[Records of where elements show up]
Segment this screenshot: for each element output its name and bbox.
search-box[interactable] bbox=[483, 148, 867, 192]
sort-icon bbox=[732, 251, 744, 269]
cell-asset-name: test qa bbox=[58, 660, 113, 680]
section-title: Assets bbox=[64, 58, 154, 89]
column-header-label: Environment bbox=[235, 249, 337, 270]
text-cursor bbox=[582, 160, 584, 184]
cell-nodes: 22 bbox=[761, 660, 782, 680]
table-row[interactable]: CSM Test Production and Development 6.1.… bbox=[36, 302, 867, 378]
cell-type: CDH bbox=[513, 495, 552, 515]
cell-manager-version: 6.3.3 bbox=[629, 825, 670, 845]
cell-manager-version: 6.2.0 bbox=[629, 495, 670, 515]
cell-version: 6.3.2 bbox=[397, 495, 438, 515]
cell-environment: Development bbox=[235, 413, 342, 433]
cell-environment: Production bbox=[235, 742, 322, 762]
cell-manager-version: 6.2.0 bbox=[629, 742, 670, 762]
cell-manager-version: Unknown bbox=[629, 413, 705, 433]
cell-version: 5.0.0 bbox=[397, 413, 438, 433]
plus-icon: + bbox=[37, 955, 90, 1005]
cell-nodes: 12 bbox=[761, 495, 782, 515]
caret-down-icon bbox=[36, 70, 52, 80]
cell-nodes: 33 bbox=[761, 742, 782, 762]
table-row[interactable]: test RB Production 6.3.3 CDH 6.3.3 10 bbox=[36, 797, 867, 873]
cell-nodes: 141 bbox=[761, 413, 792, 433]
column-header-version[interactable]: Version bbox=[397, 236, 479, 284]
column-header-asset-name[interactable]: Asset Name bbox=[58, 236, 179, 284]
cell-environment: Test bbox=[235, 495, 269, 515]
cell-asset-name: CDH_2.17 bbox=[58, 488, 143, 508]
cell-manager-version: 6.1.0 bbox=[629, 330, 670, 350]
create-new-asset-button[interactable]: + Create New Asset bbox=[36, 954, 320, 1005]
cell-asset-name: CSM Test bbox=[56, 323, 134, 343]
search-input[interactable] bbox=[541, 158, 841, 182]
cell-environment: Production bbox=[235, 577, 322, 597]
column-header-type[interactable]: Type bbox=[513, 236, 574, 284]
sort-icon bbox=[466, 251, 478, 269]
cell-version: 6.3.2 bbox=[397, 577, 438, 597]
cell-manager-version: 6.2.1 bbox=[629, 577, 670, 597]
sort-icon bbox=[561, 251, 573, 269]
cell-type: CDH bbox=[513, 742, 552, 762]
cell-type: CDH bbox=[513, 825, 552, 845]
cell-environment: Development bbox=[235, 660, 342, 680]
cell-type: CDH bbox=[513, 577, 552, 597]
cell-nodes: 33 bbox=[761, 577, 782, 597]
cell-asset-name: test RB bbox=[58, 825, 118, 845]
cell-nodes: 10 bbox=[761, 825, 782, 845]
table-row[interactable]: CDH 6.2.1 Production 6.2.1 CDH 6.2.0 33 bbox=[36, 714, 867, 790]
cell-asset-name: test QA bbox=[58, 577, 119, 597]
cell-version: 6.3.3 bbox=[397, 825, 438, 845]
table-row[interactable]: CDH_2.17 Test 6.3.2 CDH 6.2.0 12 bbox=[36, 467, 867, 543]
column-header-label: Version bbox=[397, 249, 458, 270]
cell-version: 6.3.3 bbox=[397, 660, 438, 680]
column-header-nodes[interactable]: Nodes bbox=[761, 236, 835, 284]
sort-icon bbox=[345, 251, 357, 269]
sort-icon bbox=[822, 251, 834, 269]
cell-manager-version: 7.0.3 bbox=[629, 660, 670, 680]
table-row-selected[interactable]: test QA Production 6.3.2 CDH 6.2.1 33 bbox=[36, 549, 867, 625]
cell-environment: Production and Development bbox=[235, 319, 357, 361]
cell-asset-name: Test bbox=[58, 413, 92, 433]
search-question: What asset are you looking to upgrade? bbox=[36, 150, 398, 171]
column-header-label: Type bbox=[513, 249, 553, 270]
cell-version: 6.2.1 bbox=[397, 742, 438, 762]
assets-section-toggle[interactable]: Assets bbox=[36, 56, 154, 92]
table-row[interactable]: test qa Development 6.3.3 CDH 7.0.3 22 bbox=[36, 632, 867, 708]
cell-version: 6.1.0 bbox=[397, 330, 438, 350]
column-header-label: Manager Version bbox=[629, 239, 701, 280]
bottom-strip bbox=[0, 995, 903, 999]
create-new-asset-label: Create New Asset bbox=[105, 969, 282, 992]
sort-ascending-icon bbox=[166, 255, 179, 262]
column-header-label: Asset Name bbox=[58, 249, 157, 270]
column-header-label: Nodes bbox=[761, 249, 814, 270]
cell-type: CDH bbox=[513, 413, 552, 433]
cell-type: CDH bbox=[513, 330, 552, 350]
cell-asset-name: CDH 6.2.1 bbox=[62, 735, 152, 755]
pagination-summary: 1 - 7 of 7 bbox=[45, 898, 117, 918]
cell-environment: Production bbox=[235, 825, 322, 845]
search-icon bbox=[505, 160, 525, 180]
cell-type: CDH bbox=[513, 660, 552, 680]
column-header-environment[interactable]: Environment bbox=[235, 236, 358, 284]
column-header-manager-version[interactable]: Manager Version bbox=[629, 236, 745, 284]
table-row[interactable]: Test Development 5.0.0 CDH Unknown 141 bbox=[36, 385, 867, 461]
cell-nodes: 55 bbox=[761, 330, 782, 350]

• _Written task_: Write out the data again, swapping "Development" for "Staging" everywhere it occurs and keeping everything else the same.

• _Answer to this problem_:
Segment this screenshot: for each element output its name and bbox.
search-box[interactable] bbox=[483, 148, 867, 192]
sort-icon bbox=[732, 251, 744, 269]
cell-asset-name: test qa bbox=[58, 660, 113, 680]
section-title: Assets bbox=[64, 58, 154, 89]
column-header-label: Environment bbox=[235, 249, 337, 270]
text-cursor bbox=[582, 160, 584, 184]
cell-nodes: 22 bbox=[761, 660, 782, 680]
table-row[interactable]: CSM Test Production and Staging 6.1.… bbox=[36, 302, 867, 378]
cell-type: CDH bbox=[513, 495, 552, 515]
cell-manager-version: 6.3.3 bbox=[629, 825, 670, 845]
cell-manager-version: 6.2.0 bbox=[629, 495, 670, 515]
cell-version: 6.3.2 bbox=[397, 495, 438, 515]
cell-environment: Staging bbox=[235, 413, 342, 433]
cell-environment: Production bbox=[235, 742, 322, 762]
cell-manager-version: 6.2.0 bbox=[629, 742, 670, 762]
cell-manager-version: Unknown bbox=[629, 413, 705, 433]
cell-version: 5.0.0 bbox=[397, 413, 438, 433]
plus-icon: + bbox=[37, 955, 90, 1005]
cell-nodes: 12 bbox=[761, 495, 782, 515]
caret-down-icon bbox=[36, 70, 52, 80]
cell-nodes: 33 bbox=[761, 742, 782, 762]
table-row[interactable]: test RB Production 6.3.3 CDH 6.3.3 10 bbox=[36, 797, 867, 873]
cell-nodes: 141 bbox=[761, 413, 792, 433]
column-header-version[interactable]: Version bbox=[397, 236, 479, 284]
column-header-asset-name[interactable]: Asset Name bbox=[58, 236, 179, 284]
cell-environment: Test bbox=[235, 495, 269, 515]
cell-asset-name: CDH_2.17 bbox=[58, 488, 143, 508]
cell-manager-version: 6.1.0 bbox=[629, 330, 670, 350]
create-new-asset-button[interactable]: + Create New Asset bbox=[36, 954, 320, 1005]
cell-asset-name: CSM Test bbox=[56, 323, 134, 343]
search-input[interactable] bbox=[541, 158, 841, 182]
cell-environment: Production bbox=[235, 577, 322, 597]
column-header-type[interactable]: Type bbox=[513, 236, 574, 284]
sort-icon bbox=[466, 251, 478, 269]
cell-version: 6.3.2 bbox=[397, 577, 438, 597]
cell-manager-version: 6.2.1 bbox=[629, 577, 670, 597]
sort-icon bbox=[561, 251, 573, 269]
cell-type: CDH bbox=[513, 742, 552, 762]
cell-type: CDH bbox=[513, 825, 552, 845]
cell-environment: Staging bbox=[235, 660, 342, 680]
cell-type: CDH bbox=[513, 577, 552, 597]
cell-nodes: 33 bbox=[761, 577, 782, 597]
cell-asset-name: test RB bbox=[58, 825, 118, 845]
cell-nodes: 10 bbox=[761, 825, 782, 845]
table-row[interactable]: CDH 6.2.1 Production 6.2.1 CDH 6.2.0 33 bbox=[36, 714, 867, 790]
cell-asset-name: test QA bbox=[58, 577, 119, 597]
cell-version: 6.3.3 bbox=[397, 825, 438, 845]
table-row[interactable]: CDH_2.17 Test 6.3.2 CDH 6.2.0 12 bbox=[36, 467, 867, 543]
column-header-label: Version bbox=[397, 249, 458, 270]
cell-version: 6.3.3 bbox=[397, 660, 438, 680]
column-header-nodes[interactable]: Nodes bbox=[761, 236, 835, 284]
sort-icon bbox=[345, 251, 357, 269]
sort-icon bbox=[822, 251, 834, 269]
cell-manager-version: 7.0.3 bbox=[629, 660, 670, 680]
table-row-selected[interactable]: test QA Production 6.3.2 CDH 6.2.1 33 bbox=[36, 549, 867, 625]
cell-environment: Production and Staging bbox=[235, 319, 357, 361]
cell-asset-name: Test bbox=[58, 413, 92, 433]
search-question: What asset are you looking to upgrade? bbox=[36, 150, 398, 171]
column-header-label: Type bbox=[513, 249, 553, 270]
cell-version: 6.2.1 bbox=[397, 742, 438, 762]
assets-section-toggle[interactable]: Assets bbox=[36, 56, 154, 92]
table-row[interactable]: test qa Staging 6.3.3 CDH 7.0.3 22 bbox=[36, 632, 867, 708]
cell-version: 6.1.0 bbox=[397, 330, 438, 350]
column-header-label: Manager Version bbox=[629, 239, 701, 280]
bottom-strip bbox=[0, 995, 903, 999]
create-new-asset-label: Create New Asset bbox=[105, 969, 282, 992]
sort-ascending-icon bbox=[166, 255, 179, 262]
column-header-label: Asset Name bbox=[58, 249, 157, 270]
column-header-label: Nodes bbox=[761, 249, 814, 270]
cell-type: CDH bbox=[513, 413, 552, 433]
cell-type: CDH bbox=[513, 330, 552, 350]
cell-asset-name: CDH 6.2.1 bbox=[62, 735, 152, 755]
pagination-summary: 1 - 7 of 7 bbox=[45, 898, 117, 918]
cell-environment: Production bbox=[235, 825, 322, 845]
search-icon bbox=[505, 160, 525, 180]
cell-type: CDH bbox=[513, 660, 552, 680]
column-header-environment[interactable]: Environment bbox=[235, 236, 358, 284]
column-header-manager-version[interactable]: Manager Version bbox=[629, 236, 745, 284]
table-row[interactable]: Test Staging 5.0.0 CDH Unknown 141 bbox=[36, 385, 867, 461]
cell-nodes: 55 bbox=[761, 330, 782, 350]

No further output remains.